((

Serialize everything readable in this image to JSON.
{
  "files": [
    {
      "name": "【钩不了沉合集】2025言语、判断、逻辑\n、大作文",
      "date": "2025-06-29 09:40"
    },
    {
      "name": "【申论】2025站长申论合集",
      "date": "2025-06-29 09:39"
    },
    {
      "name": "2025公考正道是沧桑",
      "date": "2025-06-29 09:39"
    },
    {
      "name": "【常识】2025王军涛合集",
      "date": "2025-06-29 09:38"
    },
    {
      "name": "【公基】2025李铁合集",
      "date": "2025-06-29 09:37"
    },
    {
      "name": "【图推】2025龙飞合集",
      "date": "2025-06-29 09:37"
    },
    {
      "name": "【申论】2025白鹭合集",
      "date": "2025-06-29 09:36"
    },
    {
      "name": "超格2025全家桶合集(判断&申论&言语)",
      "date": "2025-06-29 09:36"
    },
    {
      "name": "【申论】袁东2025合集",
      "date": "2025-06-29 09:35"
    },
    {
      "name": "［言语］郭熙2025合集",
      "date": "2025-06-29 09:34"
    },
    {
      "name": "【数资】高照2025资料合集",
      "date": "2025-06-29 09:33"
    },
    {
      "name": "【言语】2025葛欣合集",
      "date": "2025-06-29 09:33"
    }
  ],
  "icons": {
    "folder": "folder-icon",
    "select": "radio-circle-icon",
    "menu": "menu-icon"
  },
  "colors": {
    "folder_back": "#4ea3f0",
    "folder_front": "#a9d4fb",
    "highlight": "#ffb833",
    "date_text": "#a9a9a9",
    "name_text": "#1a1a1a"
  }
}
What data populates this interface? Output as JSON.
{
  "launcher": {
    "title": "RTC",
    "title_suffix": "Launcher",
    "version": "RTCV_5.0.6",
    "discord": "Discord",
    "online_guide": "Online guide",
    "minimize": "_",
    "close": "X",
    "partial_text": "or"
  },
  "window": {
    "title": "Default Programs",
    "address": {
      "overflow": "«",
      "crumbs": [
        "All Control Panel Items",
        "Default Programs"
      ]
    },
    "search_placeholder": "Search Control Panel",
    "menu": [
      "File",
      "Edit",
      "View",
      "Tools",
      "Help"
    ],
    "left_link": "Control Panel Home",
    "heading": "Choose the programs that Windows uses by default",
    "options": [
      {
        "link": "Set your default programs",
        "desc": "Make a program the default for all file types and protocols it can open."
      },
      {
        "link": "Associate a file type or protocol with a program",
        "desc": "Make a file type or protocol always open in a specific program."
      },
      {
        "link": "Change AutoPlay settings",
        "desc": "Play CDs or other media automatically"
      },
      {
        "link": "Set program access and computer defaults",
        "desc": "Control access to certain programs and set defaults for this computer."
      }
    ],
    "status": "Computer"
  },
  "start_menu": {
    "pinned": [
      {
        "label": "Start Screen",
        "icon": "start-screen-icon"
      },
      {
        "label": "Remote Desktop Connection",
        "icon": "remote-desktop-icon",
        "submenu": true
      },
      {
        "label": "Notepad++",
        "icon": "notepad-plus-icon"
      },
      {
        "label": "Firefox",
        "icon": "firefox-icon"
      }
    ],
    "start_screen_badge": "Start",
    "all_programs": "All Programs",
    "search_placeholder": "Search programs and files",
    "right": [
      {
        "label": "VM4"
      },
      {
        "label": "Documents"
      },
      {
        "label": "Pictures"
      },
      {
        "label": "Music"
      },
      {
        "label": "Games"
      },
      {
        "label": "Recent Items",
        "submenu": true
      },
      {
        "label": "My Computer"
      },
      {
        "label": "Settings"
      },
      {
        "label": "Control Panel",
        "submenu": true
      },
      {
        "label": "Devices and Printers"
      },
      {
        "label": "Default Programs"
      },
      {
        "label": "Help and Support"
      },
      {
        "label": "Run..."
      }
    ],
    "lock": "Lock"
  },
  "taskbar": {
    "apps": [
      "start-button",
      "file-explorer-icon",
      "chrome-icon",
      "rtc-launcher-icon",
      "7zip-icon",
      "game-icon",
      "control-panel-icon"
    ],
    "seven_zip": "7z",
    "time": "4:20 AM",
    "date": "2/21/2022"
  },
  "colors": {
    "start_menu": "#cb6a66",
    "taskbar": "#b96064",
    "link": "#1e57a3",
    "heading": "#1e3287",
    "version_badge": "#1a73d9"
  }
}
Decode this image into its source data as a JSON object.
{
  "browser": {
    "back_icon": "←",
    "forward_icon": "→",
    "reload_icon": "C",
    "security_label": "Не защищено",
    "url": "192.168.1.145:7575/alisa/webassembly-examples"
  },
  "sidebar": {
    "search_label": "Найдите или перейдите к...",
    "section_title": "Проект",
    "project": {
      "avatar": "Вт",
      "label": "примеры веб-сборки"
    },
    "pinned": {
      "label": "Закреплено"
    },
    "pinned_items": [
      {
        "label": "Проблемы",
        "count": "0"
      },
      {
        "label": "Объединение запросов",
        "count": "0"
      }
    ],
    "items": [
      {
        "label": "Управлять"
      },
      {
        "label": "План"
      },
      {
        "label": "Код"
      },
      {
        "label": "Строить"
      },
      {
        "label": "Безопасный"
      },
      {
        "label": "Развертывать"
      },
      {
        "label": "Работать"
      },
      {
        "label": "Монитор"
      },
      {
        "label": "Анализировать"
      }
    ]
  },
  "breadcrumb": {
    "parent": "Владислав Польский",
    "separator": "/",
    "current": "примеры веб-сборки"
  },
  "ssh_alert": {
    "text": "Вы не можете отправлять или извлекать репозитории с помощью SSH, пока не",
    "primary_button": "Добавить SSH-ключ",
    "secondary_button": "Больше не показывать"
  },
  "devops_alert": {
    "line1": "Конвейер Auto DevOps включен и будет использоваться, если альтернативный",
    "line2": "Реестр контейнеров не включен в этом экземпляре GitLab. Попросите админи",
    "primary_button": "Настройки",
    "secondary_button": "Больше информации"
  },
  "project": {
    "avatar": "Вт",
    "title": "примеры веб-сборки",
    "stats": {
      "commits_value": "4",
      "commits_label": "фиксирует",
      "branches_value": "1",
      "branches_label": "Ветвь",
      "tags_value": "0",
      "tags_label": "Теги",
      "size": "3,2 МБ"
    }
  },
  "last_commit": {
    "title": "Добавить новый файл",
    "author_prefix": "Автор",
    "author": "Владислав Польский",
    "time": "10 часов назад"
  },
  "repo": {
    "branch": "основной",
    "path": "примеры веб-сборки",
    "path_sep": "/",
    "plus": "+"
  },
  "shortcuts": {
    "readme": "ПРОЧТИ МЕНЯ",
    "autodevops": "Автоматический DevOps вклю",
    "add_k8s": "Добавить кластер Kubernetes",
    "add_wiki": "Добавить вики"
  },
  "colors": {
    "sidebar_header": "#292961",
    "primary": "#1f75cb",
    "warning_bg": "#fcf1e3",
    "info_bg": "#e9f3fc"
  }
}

))

**What the exercise asks**
Output all of the material exactly as written.

**Correct response**
Serialize everything readable in this image to JSON.
{
  "files": [
    {
      "name": "【钩不了沉合集】2025言语、判断、逻辑\n、大作文",
      "date": "2025-06-29 09:40"
    },
    {
      "name": "【申论】2025站长申论合集",
      "date": "2025-06-29 09:39"
    },
    {
      "name": "2025公考正道是沧桑",
      "date": "2025-06-29 09:39"
    },
    {
      "name": "【常识】2025王军涛合集",
      "date": "2025-06-29 09:38"
    },
    {
      "name": "【公基】2025李铁合集",
      "date": "2025-06-29 09:37"
    },
    {
      "name": "【图推】2025龙飞合集",
      "date": "2025-06-29 09:37"
    },
    {
      "name": "【申论】2025白鹭合集",
      "date": "2025-06-29 09:36"
    },
    {
      "name": "超格2025全家桶合集(判断&申论&言语)",
      "date": "2025-06-29 09:36"
    },
    {
      "name": "【申论】袁东2025合集",
      "date": "2025-06-29 09:35"
    },
    {
      "name": "［言语］郭熙2025合集",
      "date": "2025-06-29 09:34"
    },
    {
      "name": "【数资】高照2025资料合集",
      "date": "2025-06-29 09:33"
    },
    {
      "name": "【言语】2025葛欣合集",
      "date": "2025-06-29 09:33"
    }
  ],
  "icons": {
    "folder": "folder-icon",
    "select": "radio-circle-icon",
    "menu": "menu-icon"
  },
  "colors": {
    "folder_back": "#4ea3f0",
    "folder_front": "#a9d4fb",
    "highlight": "#ffb833",
    "date_text": "#a9a9a9",
    "name_text": "#1a1a1a"
  }
}
What data populates this interface? Output as JSON.
{
  "launcher": {
    "title": "RTC",
    "title_suffix": "Launcher",
    "version": "RTCV_5.0.6",
    "discord": "Discord",
    "online_guide": "Online guide",
    "minimize": "_",
    "close": "X",
    "partial_text": "or"
  },
  "window": {
    "title": "Default Programs",
    "address": {
      "overflow": "«",
      "crumbs": [
        "All Control Panel Items",
        "Default Programs"
      ]
    },
    "search_placeholder": "Search Control Panel",
    "menu": [
      "File",
      "Edit",
      "View",
      "Tools",
      "Help"
    ],
    "left_link": "Control Panel Home",
    "heading": "Choose the programs that Windows uses by default",
    "options": [
      {
        "link": "Set your default programs",
        "desc": "Make a program the default for all file types and protocols it can open."
      },
      {
        "link": "Associate a file type or protocol with a program",
        "desc": "Make a file type or protocol always open in a specific program."
      },
      {
        "link": "Change AutoPlay settings",
        "desc": "Play CDs or other media automatically"
      },
      {
        "link": "Set program access and computer defaults",
        "desc": "Control access to certain programs and set defaults for this computer."
      }
    ],
    "status": "Computer"
  },
  "start_menu": {
    "pinned": [
      {
        "label": "Start Screen",
        "icon": "start-screen-icon"
      },
      {
        "label": "Remote Desktop Connection",
        "icon": "remote-desktop-icon",
        "submenu": true
      },
      {
        "label": "Notepad++",
        "icon": "notepad-plus-icon"
      },
      {
        "label": "Firefox",
        "icon": "firefox-icon"
      }
    ],
    "start_screen_badge": "Start",
    "all_programs": "All Programs",
    "search_placeholder": "Search programs and files",
    "right": [
      {
        "label": "VM4"
      },
      {
        "label": "Documents"
      },
      {
        "label": "Pictures"
      },
      {
        "label": "Music"
      },
      {
        "label": "Games"
      },
      {
        "label": "Recent Items",
        "submenu": true
      },
      {
        "label": "My Computer"
      },
      {
        "label": "Settings"
      },
      {
        "label": "Control Panel",
        "submenu": true
      },
      {
        "label": "Devices and Printers"
      },
      {
        "label": "Default Programs"
      },
      {
        "label": "Help and Support"
      },
      {
        "label": "Run..."
      }
    ],
    "lock": "Lock"
  },
  "taskbar": {
    "apps": [
      "start-button",
      "file-explorer-icon",
      "chrome-icon",
      "rtc-launcher-icon",
      "7zip-icon",
      "game-icon",
      "control-panel-icon"
    ],
    "seven_zip": "7z",
    "time": "4:20 AM",
    "date": "2/21/2022"
  },
  "colors": {
    "start_menu": "#cb6a66",
    "taskbar": "#b96064",
    "link": "#1e57a3",
    "heading": "#1e3287",
    "version_badge": "#1a73d9"
  }
}
Decode this image into its source data as a JSON object.
{
  "browser": {
    "back_icon": "←",
    "forward_icon": "→",
    "reload_icon": "C",
    "security_label": "Не защищено",
    "url": "192.168.1.145:7575/alisa/webassembly-examples"
  },
  "sidebar": {
    "search_label": "Найдите или перейдите к...",
    "section_title": "Проект",
    "project": {
      "avatar": "Вт",
      "label": "примеры веб-сборки"
    },
    "pinned": {
      "label": "Закреплено"
    },
    "pinned_items": [
      {
        "label": "Проблемы",
        "count": "0"
      },
      {
        "label": "Объединение запросов",
        "count": "0"
      }
    ],
    "items": [
      {
        "label": "Управлять"
      },
      {
        "label": "План"
      },
      {
        "label": "Код"
      },
      {
        "label": "Строить"
      },
      {
        "label": "Безопасный"
      },
      {
        "label": "Развертывать"
      },
      {
        "label": "Работать"
      },
      {
        "label": "Монитор"
      },
      {
        "label": "Анализировать"
      }
    ]
  },
  "breadcrumb": {
    "parent": "Владислав Польский",
    "separator": "/",
    "current": "примеры веб-сборки"
  },
  "ssh_alert": {
    "text": "Вы не можете отправлять или извлекать репозитории с помощью SSH, пока не",
    "primary_button": "Добавить SSH-ключ",
    "secondary_button": "Больше не показывать"
  },
  "devops_alert": {
    "line1": "Конвейер Auto DevOps включен и будет использоваться, если альтернативный",
    "line2": "Реестр контейнеров не включен в этом экземпляре GitLab. Попросите админи",
    "primary_button": "Настройки",
    "secondary_button": "Больше информации"
  },
  "project": {
    "avatar": "Вт",
    "title": "примеры веб-сборки",
    "stats": {
      "commits_value": "4",
      "commits_label": "фиксирует",
      "branches_value": "1",
      "branches_label": "Ветвь",
      "tags_value": "0",
      "tags_label": "Теги",
      "size": "3,2 МБ"
    }
  },
  "last_commit": {
    "title": "Добавить новый файл",
    "author_prefix": "Автор",
    "author": "Владислав Польский",
    "time": "10 часов назад"
  },
  "repo": {
    "branch": "основной",
    "path": "примеры веб-сборки",
    "path_sep": "/",
    "plus": "+"
  },
  "shortcuts": {
    "readme": "ПРОЧТИ МЕНЯ",
    "autodevops": "Автоматический DevOps вклю",
    "add_k8s": "Добавить кластер Kubernetes",
    "add_wiki": "Добавить вики"
  },
  "colors": {
    "sidebar_header": "#292961",
    "primary": "#1f75cb",
    "warning_bg": "#fcf1e3",
    "info_bg": "#e9f3fc"
  }
}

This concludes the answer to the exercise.